WHAT IS ASKED
Can you reproduce each of the records below line for line, with no changes at all?
########
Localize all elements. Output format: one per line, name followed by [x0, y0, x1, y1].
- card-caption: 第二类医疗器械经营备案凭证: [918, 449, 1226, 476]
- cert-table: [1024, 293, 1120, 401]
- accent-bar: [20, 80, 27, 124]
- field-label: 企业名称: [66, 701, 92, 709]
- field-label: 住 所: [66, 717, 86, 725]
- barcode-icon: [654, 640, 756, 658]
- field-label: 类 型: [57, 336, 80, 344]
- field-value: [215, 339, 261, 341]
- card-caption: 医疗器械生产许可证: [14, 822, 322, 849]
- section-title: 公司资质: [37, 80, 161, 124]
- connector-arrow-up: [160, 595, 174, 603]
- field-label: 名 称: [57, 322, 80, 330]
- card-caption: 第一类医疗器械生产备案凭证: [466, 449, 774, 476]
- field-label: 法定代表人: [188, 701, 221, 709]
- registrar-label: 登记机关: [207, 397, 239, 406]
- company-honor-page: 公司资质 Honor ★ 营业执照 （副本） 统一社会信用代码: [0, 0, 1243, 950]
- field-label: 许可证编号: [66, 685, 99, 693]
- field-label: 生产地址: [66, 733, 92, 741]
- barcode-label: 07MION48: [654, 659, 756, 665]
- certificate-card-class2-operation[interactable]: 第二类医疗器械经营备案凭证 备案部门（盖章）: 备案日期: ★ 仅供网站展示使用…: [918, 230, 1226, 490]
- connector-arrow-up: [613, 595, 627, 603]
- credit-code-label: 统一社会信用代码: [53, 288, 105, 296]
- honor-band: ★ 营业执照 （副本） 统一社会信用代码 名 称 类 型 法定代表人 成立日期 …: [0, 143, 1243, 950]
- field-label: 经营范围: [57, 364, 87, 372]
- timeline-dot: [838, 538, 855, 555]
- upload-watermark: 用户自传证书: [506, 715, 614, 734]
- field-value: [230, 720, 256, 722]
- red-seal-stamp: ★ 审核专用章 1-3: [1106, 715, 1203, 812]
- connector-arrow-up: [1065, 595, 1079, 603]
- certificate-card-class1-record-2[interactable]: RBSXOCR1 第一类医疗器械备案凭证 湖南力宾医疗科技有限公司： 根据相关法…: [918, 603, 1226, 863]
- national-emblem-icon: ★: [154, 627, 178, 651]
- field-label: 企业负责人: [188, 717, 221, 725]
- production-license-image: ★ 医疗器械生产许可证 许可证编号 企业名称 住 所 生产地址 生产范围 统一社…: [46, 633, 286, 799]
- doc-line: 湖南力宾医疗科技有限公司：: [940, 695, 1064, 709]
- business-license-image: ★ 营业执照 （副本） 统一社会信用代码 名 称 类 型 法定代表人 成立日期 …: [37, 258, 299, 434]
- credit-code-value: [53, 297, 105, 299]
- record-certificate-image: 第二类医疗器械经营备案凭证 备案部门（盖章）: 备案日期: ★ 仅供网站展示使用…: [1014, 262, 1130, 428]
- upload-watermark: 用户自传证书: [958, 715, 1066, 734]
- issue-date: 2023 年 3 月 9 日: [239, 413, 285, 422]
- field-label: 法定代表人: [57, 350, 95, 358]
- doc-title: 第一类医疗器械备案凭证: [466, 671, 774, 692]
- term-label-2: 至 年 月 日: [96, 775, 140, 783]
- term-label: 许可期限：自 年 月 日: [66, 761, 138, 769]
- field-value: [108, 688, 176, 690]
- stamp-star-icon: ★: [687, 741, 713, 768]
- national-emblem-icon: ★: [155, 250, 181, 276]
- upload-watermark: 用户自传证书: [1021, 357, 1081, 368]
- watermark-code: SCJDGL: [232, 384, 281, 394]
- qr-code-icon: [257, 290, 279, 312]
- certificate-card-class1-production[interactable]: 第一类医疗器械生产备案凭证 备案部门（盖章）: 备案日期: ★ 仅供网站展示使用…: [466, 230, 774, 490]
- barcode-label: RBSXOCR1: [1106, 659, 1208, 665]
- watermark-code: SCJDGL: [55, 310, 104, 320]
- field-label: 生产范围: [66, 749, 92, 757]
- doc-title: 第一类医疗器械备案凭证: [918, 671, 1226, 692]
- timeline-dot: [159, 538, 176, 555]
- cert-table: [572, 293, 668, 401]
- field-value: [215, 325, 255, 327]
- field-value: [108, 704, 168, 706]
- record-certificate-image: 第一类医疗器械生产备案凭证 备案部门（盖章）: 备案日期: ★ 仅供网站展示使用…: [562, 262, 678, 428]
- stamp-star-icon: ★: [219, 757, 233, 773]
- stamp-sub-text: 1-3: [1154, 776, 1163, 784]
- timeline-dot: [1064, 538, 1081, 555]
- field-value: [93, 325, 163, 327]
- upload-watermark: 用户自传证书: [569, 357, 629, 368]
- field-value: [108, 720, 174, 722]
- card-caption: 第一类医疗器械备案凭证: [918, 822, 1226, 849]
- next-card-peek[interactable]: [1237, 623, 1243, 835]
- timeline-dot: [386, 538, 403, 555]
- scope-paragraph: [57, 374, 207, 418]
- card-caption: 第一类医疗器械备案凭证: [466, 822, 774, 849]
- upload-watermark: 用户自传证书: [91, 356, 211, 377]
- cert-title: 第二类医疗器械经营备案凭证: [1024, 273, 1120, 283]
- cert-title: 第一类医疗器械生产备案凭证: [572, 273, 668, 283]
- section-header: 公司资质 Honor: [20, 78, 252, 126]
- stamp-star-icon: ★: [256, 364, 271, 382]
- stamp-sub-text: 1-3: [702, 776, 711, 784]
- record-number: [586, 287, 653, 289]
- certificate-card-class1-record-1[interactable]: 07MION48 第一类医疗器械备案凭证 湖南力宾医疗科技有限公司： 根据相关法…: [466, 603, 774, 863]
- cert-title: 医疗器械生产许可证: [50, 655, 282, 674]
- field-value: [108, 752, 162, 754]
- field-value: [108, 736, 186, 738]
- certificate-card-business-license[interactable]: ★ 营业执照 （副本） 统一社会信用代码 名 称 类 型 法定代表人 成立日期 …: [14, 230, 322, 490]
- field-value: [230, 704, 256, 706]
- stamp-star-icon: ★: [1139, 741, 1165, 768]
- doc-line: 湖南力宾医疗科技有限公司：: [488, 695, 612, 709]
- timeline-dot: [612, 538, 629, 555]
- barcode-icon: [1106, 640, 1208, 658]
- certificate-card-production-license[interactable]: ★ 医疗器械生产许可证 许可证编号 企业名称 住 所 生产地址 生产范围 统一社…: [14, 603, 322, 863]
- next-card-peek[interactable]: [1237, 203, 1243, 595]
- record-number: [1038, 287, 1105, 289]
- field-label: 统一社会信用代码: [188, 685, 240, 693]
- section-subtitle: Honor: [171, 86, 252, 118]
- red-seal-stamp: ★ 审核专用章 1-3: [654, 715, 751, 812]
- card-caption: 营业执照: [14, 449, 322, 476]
########
WRITTEN ANSWER
Localize all elements. Output format: one per line, name followed by [x0, y0, x1, y1].
- card-caption: 第二类医疗器械经营备案凭证: [918, 449, 1226, 476]
- cert-table: [1024, 293, 1120, 401]
- accent-bar: [20, 80, 27, 124]
- field-label: 企业名称: [66, 701, 92, 709]
- field-label: 住 所: [66, 717, 86, 725]
- barcode-icon: [654, 640, 756, 658]
- field-label: 类 型: [57, 336, 80, 344]
- field-value: [215, 339, 261, 341]
- card-caption: 医疗器械生产许可证: [14, 822, 322, 849]
- section-title: 公司资质: [37, 80, 161, 124]
- connector-arrow-up: [160, 595, 174, 603]
- field-label: 名 称: [57, 322, 80, 330]
- card-caption: 第一类医疗器械生产备案凭证: [466, 449, 774, 476]
- field-label: 法定代表人: [188, 701, 221, 709]
- registrar-label: 登记机关: [207, 397, 239, 406]
- company-honor-page: 公司资质 Honor ★ 营业执照 （副本） 统一社会信用代码: [0, 0, 1243, 950]
- field-label: 许可证编号: [66, 685, 99, 693]
- field-label: 生产地址: [66, 733, 92, 741]
- barcode-label: 07MION48: [654, 659, 756, 665]
- certificate-card-class2-operation[interactable]: 第二类医疗器械经营备案凭证 备案部门（盖章）: 备案日期: ★ 仅供网站展示使用…: [918, 230, 1226, 490]
- connector-arrow-up: [613, 595, 627, 603]
- credit-code-label: 统一社会信用代码: [53, 288, 105, 296]
- honor-band: ★ 营业执照 （副本） 统一社会信用代码 名 称 类 型 法定代表人 成立日期 …: [0, 143, 1243, 950]
- field-label: 经营范围: [57, 364, 87, 372]
- timeline-dot: [838, 538, 855, 555]
- upload-watermark: 用户自传证书: [506, 715, 614, 734]
- field-value: [230, 720, 256, 722]
- red-seal-stamp: ★ 审核专用章 1-3: [1106, 715, 1203, 812]
- connector-arrow-up: [1065, 595, 1079, 603]
- certificate-card-class1-record-2[interactable]: RBSXOCR1 第一类医疗器械备案凭证 湖南力宾医疗科技有限公司： 根据相关法…: [918, 603, 1226, 863]
- national-emblem-icon: ★: [154, 627, 178, 651]
- field-label: 企业负责人: [188, 717, 221, 725]
- production-license-image: ★ 医疗器械生产许可证 许可证编号 企业名称 住 所 生产地址 生产范围 统一社…: [46, 633, 286, 799]
- doc-line: 湖南力宾医疗科技有限公司：: [940, 695, 1064, 709]
- business-license-image: ★ 营业执照 （副本） 统一社会信用代码 名 称 类 型 法定代表人 成立日期 …: [37, 258, 299, 434]
- credit-code-value: [53, 297, 105, 299]
- record-certificate-image: 第二类医疗器械经营备案凭证 备案部门（盖章）: 备案日期: ★ 仅供网站展示使用…: [1014, 262, 1130, 428]
- upload-watermark: 用户自传证书: [958, 715, 1066, 734]
- issue-date: 2023 年 3 月 9 日: [239, 413, 285, 422]
- field-label: 法定代表人: [57, 350, 95, 358]
- doc-title: 第一类医疗器械备案凭证: [466, 671, 774, 692]
- term-label-2: 至 年 月 日: [96, 775, 140, 783]
- term-label: 许可期限：自 年 月 日: [66, 761, 138, 769]
- field-value: [108, 688, 176, 690]
- stamp-star-icon: ★: [687, 741, 713, 768]
- national-emblem-icon: ★: [155, 250, 181, 276]
- upload-watermark: 用户自传证书: [1021, 357, 1081, 368]
- watermark-code: SCJDGL: [232, 384, 281, 394]
- qr-code-icon: [257, 290, 279, 312]
- certificate-card-class1-production[interactable]: 第一类医疗器械生产备案凭证 备案部门（盖章）: 备案日期: ★ 仅供网站展示使用…: [466, 230, 774, 490]
- barcode-label: RBSXOCR1: [1106, 659, 1208, 665]
- watermark-code: SCJDGL: [55, 310, 104, 320]
- field-label: 生产范围: [66, 749, 92, 757]
- doc-title: 第一类医疗器械备案凭证: [918, 671, 1226, 692]
- timeline-dot: [159, 538, 176, 555]
- cert-table: [572, 293, 668, 401]
- field-value: [215, 325, 255, 327]
- field-value: [108, 704, 168, 706]
- record-certificate-image: 第一类医疗器械生产备案凭证 备案部门（盖章）: 备案日期: ★ 仅供网站展示使用…: [562, 262, 678, 428]
- stamp-star-icon: ★: [219, 757, 233, 773]
- stamp-sub-text: 1-3: [1154, 776, 1163, 784]
- timeline-dot: [1064, 538, 1081, 555]
- field-value: [93, 325, 163, 327]
- upload-watermark: 用户自传证书: [569, 357, 629, 368]
- field-value: [108, 720, 174, 722]
- card-caption: 第一类医疗器械备案凭证: [918, 822, 1226, 849]
- next-card-peek[interactable]: [1237, 623, 1243, 835]
- timeline-dot: [386, 538, 403, 555]
- scope-paragraph: [57, 374, 207, 418]
- card-caption: 第一类医疗器械备案凭证: [466, 822, 774, 849]
- upload-watermark: 用户自传证书: [91, 356, 211, 377]
- cert-title: 第二类医疗器械经营备案凭证: [1024, 273, 1120, 283]
- cert-title: 第一类医疗器械生产备案凭证: [572, 273, 668, 283]
- section-header: 公司资质 Honor: [20, 78, 252, 126]
- stamp-star-icon: ★: [256, 364, 271, 382]
- stamp-sub-text: 1-3: [702, 776, 711, 784]
- record-number: [586, 287, 653, 289]
- certificate-card-class1-record-1[interactable]: 07MION48 第一类医疗器械备案凭证 湖南力宾医疗科技有限公司： 根据相关法…: [466, 603, 774, 863]
- cert-title: 医疗器械生产许可证: [50, 655, 282, 674]
- field-value: [108, 752, 162, 754]
- field-value: [108, 736, 186, 738]
- certificate-card-business-license[interactable]: ★ 营业执照 （副本） 统一社会信用代码 名 称 类 型 法定代表人 成立日期 …: [14, 230, 322, 490]
- field-value: [230, 704, 256, 706]
- stamp-star-icon: ★: [1139, 741, 1165, 768]
- doc-line: 湖南力宾医疗科技有限公司：: [488, 695, 612, 709]
- timeline-dot: [612, 538, 629, 555]
- barcode-icon: [1106, 640, 1208, 658]
- certificate-card-production-license[interactable]: ★ 医疗器械生产许可证 许可证编号 企业名称 住 所 生产地址 生产范围 统一社…: [14, 603, 322, 863]
- next-card-peek[interactable]: [1237, 203, 1243, 595]
- record-number: [1038, 287, 1105, 289]
- field-label: 统一社会信用代码: [188, 685, 240, 693]
- section-subtitle: Honor: [171, 86, 252, 118]
- red-seal-stamp: ★ 审核专用章 1-3: [654, 715, 751, 812]
- card-caption: 营业执照: [14, 449, 322, 476]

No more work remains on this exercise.